:: Short problem ::
Write out each record again exactly as it stands.

:: Records for the task ::
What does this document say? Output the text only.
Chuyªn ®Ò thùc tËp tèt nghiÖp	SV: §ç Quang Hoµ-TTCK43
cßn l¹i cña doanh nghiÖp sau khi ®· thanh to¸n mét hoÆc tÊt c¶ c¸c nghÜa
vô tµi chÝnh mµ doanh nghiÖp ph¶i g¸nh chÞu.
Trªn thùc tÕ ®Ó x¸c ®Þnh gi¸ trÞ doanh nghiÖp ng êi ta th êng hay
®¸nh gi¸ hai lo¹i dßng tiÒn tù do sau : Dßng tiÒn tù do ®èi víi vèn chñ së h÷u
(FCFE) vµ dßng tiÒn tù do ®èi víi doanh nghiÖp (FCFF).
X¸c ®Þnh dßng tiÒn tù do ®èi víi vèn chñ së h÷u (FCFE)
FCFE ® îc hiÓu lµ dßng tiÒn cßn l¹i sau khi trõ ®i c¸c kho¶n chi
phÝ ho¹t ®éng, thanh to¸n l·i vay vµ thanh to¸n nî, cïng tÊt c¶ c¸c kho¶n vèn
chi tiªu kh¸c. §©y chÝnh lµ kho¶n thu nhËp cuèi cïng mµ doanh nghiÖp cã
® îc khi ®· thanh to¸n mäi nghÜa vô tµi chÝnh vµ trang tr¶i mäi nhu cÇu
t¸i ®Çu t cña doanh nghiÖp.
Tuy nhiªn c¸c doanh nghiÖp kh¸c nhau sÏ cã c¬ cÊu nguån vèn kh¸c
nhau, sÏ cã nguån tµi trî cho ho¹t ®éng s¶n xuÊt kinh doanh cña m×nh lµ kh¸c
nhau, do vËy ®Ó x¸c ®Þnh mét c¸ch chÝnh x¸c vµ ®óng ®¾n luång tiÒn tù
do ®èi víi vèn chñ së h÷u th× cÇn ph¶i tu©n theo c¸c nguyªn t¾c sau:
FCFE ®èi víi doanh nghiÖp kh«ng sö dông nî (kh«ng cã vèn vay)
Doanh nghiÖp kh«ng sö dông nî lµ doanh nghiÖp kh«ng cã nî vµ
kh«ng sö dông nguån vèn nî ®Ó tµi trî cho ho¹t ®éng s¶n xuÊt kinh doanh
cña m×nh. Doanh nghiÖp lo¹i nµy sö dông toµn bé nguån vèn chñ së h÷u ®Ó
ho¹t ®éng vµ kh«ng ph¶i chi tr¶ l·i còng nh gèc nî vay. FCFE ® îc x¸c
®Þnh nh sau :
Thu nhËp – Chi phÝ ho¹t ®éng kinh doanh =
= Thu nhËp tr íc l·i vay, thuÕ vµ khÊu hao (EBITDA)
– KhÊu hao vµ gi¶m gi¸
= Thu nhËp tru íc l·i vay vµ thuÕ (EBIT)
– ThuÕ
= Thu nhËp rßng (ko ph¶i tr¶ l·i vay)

:: Task result ::
What does this document say? Output the text only.
Chuyªn ®Ò thùc tËp tèt nghiÖp	SV: §ç Quang Hoµ-TTCK43
cßn l¹i cña doanh nghiÖp sau khi ®· thanh to¸n mét hoÆc tÊt c¶ c¸c nghÜa
vô tµi chÝnh mµ doanh nghiÖp ph¶i g¸nh chÞu.
Trªn thùc tÕ ®Ó x¸c ®Þnh gi¸ trÞ doanh nghiÖp ng êi ta th êng hay
®¸nh gi¸ hai lo¹i dßng tiÒn tù do sau : Dßng tiÒn tù do ®èi víi vèn chñ së h÷u
(FCFE) vµ dßng tiÒn tù do ®èi víi doanh nghiÖp (FCFF).
X¸c ®Þnh dßng tiÒn tù do ®èi víi vèn chñ së h÷u (FCFE)
FCFE ® îc hiÓu lµ dßng tiÒn cßn l¹i sau khi trõ ®i c¸c kho¶n chi
phÝ ho¹t ®éng, thanh to¸n l·i vay vµ thanh to¸n nî, cïng tÊt c¶ c¸c kho¶n vèn
chi tiªu kh¸c. §©y chÝnh lµ kho¶n thu nhËp cuèi cïng mµ doanh nghiÖp cã
® îc khi ®· thanh to¸n mäi nghÜa vô tµi chÝnh vµ trang tr¶i mäi nhu cÇu
t¸i ®Çu t cña doanh nghiÖp.
Tuy nhiªn c¸c doanh nghiÖp kh¸c nhau sÏ cã c¬ cÊu nguån vèn kh¸c
nhau, sÏ cã nguån tµi trî cho ho¹t ®éng s¶n xuÊt kinh doanh cña m×nh lµ kh¸c
nhau, do vËy ®Ó x¸c ®Þnh mét c¸ch chÝnh x¸c vµ ®óng ®¾n luång tiÒn tù
do ®èi víi vèn chñ së h÷u th× cÇn ph¶i tu©n theo c¸c nguyªn t¾c sau:
FCFE ®èi víi doanh nghiÖp kh«ng sö dông nî (kh«ng cã vèn vay)
Doanh nghiÖp kh«ng sö dông nî lµ doanh nghiÖp kh«ng cã nî vµ
kh«ng sö dông nguån vèn nî ®Ó tµi trî cho ho¹t ®éng s¶n xuÊt kinh doanh
cña m×nh. Doanh nghiÖp lo¹i nµy sö dông toµn bé nguån vèn chñ së h÷u ®Ó
ho¹t ®éng vµ kh«ng ph¶i chi tr¶ l·i còng nh gèc nî vay. FCFE ® îc x¸c
®Þnh nh sau :
Thu nhËp – Chi phÝ ho¹t ®éng kinh doanh =
= Thu nhËp tr íc l·i vay, thuÕ vµ khÊu hao (EBITDA)
– KhÊu hao vµ gi¶m gi¸
= Thu nhËp tru íc l·i vay vµ thuÕ (EBIT)
– ThuÕ
= Thu nhËp rßng (ko ph¶i tr¶ l·i vay)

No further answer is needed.